FRAGMENTO DE ORIGEN:
========================================
Si el profesional es un corredor, ello le permitirá enfocar la contratación hacia aquella solución que más encaje con el perfil y las necesidades del cliente. Si es un agente, le permitirá decidir si propone su producto al cliente o si debe recomendarle que contrate en otro lado ya que su seguro no es el adecuado (eso solo ocurrirá si el agente cuenta con una robusta ética profesional). Quien ignora, pregunta para conocer, pero puede ser muy bien que pregunte sin sentido. Por ello estaremos ante lo que describía Le Guin si un ignorante con iniciativa se permite intentar proponerle seguros a alguien haciendo preguntas que no llevan a ningún lado.

Asimismo, el asegurado poco puede esperar de un seguro si -cuando fue preguntado- respondió lo que le vino en gana, ocultó información o la amañó para que el seguro colara, sin saber que -tarde o temprano- esas falsas declaraciones o las reservas que mantuvo se volverán en su contra y, muy probablemente, acaben reduciendo a humo sus expectativas.
========================================
LISTA DE ACTIVIDADES:
1. Indique si cada afirmación coincide con el fragmento sobre seguros y respalde su respuesta con las palabras decisivas del texto, citadas de forma literal: (a) un agente solo recomendará contratar en otro lado si tiene una ética profesional sólida; (b) el corredor debe proponer siempre su propio producto; (c) las falsas declaraciones del asegurado no tendrán consecuencias para él.
2. Copie sin cambios el pasaje del fragmento sobre seguros que empieza con "Asimismo, el asegurado" y sigue hasta "humo sus expectativas.".
3. Según el fragmento sobre seguros, ¿para qué pregunta quien ignora?
Responda basándose únicamente en el fragmento sobre seguros.

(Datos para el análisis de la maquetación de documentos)
========================================
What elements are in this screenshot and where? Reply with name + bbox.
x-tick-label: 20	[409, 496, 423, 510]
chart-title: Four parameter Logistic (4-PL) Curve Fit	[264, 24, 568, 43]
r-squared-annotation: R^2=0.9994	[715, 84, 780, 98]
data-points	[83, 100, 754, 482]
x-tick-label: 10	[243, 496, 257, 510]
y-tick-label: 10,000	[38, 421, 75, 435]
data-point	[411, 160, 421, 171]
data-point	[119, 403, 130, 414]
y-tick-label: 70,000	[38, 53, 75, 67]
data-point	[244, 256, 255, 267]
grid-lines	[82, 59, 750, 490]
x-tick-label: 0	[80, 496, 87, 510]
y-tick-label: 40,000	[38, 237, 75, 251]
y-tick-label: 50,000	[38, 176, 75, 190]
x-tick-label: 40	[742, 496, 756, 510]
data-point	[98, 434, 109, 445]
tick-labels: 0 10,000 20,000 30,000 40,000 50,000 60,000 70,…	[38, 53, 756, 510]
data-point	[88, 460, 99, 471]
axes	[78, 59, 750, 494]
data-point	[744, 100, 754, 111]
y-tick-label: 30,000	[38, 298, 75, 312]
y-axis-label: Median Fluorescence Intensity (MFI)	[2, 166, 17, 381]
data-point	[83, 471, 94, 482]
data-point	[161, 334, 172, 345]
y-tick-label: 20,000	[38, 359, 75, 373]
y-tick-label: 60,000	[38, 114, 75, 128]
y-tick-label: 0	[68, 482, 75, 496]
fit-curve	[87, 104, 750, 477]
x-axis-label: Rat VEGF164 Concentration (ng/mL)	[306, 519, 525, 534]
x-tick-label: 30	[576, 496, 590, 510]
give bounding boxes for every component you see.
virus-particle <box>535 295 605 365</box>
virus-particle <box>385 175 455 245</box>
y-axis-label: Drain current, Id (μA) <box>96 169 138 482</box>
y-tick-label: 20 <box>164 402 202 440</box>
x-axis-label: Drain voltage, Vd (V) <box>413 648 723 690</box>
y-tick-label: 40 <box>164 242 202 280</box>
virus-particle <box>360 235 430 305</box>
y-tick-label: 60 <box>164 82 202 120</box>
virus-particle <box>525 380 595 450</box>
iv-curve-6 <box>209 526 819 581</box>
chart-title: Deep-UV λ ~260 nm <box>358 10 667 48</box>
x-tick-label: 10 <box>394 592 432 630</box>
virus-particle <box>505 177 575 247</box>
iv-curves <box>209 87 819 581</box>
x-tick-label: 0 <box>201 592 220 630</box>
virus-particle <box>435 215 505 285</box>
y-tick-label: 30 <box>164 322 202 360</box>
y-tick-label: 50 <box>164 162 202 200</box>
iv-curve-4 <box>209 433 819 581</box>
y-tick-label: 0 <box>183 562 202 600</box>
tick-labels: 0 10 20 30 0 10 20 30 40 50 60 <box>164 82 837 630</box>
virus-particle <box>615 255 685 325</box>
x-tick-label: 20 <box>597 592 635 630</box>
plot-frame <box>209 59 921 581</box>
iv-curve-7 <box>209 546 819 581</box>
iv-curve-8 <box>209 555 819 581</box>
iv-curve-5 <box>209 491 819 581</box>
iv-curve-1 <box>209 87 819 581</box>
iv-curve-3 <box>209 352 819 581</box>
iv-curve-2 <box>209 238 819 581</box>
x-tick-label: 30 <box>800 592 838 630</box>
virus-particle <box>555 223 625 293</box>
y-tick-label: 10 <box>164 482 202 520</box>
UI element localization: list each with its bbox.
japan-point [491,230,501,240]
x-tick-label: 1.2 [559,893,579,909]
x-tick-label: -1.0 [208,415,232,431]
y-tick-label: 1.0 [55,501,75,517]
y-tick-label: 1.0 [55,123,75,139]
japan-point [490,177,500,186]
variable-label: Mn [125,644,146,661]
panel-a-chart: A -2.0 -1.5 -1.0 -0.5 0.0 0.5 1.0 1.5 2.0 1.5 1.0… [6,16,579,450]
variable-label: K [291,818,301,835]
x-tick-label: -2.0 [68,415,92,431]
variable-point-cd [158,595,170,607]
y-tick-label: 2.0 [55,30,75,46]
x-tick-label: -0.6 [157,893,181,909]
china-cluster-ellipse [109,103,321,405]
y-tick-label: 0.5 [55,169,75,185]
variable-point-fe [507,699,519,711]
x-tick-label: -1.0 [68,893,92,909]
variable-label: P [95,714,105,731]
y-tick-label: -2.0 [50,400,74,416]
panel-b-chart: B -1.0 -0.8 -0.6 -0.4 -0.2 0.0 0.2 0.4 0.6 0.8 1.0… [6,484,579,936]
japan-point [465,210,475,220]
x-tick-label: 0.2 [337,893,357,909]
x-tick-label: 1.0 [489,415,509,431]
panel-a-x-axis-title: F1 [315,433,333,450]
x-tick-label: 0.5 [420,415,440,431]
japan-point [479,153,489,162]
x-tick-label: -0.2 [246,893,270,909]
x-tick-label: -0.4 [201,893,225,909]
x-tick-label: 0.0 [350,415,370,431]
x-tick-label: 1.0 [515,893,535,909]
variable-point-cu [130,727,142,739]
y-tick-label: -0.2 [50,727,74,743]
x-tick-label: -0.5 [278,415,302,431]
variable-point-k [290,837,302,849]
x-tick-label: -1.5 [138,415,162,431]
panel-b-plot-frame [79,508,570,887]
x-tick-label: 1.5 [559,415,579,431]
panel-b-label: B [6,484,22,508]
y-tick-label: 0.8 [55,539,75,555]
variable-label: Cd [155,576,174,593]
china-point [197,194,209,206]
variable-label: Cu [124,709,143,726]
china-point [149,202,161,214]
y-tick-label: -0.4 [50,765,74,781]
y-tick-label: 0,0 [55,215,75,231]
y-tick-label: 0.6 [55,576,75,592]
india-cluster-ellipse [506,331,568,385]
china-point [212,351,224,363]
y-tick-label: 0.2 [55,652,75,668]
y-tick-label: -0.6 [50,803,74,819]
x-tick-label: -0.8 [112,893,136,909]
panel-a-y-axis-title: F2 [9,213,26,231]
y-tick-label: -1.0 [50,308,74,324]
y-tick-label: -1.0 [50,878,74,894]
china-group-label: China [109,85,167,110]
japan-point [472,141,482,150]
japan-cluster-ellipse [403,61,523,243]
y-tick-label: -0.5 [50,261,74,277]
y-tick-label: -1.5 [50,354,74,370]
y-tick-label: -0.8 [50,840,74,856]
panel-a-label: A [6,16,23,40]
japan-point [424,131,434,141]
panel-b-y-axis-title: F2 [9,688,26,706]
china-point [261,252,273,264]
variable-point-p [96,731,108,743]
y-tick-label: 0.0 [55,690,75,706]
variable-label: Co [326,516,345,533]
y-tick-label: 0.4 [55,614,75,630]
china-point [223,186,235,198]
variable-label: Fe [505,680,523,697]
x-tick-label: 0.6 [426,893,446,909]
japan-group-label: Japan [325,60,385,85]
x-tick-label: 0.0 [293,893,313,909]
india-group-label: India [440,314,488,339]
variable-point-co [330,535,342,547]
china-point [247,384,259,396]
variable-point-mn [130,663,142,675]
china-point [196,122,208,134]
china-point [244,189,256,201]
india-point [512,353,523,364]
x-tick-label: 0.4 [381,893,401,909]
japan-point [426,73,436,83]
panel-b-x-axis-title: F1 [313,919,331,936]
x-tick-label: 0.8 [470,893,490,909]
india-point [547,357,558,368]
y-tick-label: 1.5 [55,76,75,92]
========================================
RESULTADOS POR TAREA:
1.
(a) Sí: "eso solo ocurrirá si el agente cuenta con una robusta ética profesional".
(b) No: "le permitirá enfocar la contratación hacia aquella solución que más encaje con el perfil y las necesidades del cliente".
(c) No: "esas falsas declaraciones o las reservas que mantuvo se volverán en su contra".

2.
Asimismo, el asegurado poco puede esperar de un seguro si -cuando fue preguntado- respondió lo que le vino en gana, ocultó información o la amañó para que el seguro colara, sin saber que -tarde o temprano- esas falsas declaraciones o las reservas que mantuvo se volverán en su contra y, muy probablemente, acaben reduciendo a humo sus expectativas.

3. Pregunta para conocer, aunque puede ser que pregunte sin sentido.